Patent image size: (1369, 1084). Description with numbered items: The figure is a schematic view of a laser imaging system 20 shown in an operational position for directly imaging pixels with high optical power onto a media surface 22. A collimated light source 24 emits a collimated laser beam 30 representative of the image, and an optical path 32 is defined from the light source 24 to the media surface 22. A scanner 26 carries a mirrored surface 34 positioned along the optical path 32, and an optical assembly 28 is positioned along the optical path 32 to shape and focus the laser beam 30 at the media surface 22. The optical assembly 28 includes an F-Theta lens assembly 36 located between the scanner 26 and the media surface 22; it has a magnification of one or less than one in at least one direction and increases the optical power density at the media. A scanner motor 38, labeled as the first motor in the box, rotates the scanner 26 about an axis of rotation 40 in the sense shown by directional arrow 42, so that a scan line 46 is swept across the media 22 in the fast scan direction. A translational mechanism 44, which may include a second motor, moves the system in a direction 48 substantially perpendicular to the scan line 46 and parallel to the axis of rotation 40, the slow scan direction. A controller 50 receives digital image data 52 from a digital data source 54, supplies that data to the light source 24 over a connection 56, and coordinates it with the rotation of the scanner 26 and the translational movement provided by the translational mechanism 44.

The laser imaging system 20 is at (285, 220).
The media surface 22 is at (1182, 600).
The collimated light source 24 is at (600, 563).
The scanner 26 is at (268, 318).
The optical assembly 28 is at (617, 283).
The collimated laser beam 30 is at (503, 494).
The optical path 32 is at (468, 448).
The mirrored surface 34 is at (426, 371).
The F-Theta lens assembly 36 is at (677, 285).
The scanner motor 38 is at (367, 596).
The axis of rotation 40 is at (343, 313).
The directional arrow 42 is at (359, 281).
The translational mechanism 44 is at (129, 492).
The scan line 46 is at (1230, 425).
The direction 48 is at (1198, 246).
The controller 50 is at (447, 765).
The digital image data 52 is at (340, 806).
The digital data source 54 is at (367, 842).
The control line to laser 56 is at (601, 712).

::::

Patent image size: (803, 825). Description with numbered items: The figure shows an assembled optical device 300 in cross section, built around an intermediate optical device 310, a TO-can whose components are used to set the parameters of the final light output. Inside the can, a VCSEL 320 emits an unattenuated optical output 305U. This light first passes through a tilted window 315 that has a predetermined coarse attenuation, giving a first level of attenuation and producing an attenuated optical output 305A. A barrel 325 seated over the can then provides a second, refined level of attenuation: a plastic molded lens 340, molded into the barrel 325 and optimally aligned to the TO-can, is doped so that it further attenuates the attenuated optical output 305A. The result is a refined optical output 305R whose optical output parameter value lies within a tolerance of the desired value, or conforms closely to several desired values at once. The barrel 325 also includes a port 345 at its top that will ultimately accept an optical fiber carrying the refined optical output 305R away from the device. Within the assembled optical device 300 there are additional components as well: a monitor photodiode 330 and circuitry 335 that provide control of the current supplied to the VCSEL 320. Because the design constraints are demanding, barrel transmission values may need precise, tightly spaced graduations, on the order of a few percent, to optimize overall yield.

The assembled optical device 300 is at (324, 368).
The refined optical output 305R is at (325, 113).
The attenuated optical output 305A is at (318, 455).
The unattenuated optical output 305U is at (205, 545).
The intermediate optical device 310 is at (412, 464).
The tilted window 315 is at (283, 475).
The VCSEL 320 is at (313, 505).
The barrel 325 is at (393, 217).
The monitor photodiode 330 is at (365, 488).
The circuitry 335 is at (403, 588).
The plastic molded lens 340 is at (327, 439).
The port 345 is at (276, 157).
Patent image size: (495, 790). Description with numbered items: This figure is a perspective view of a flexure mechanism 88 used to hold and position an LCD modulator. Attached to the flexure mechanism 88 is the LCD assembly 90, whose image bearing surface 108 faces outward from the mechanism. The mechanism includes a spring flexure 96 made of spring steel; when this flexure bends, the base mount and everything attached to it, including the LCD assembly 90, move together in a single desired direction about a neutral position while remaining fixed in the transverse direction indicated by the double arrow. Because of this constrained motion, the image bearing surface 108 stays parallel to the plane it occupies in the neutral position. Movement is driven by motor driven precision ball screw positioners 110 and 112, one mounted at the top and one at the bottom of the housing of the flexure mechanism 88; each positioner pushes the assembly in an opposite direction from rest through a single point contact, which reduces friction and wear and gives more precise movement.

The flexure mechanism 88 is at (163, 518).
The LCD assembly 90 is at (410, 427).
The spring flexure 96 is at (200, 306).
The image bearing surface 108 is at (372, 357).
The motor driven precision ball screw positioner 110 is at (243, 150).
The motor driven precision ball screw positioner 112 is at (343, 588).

::::

Given request — State how many lines of the material above contain the word "flexure", and give only the number.

Solution to the problem — 3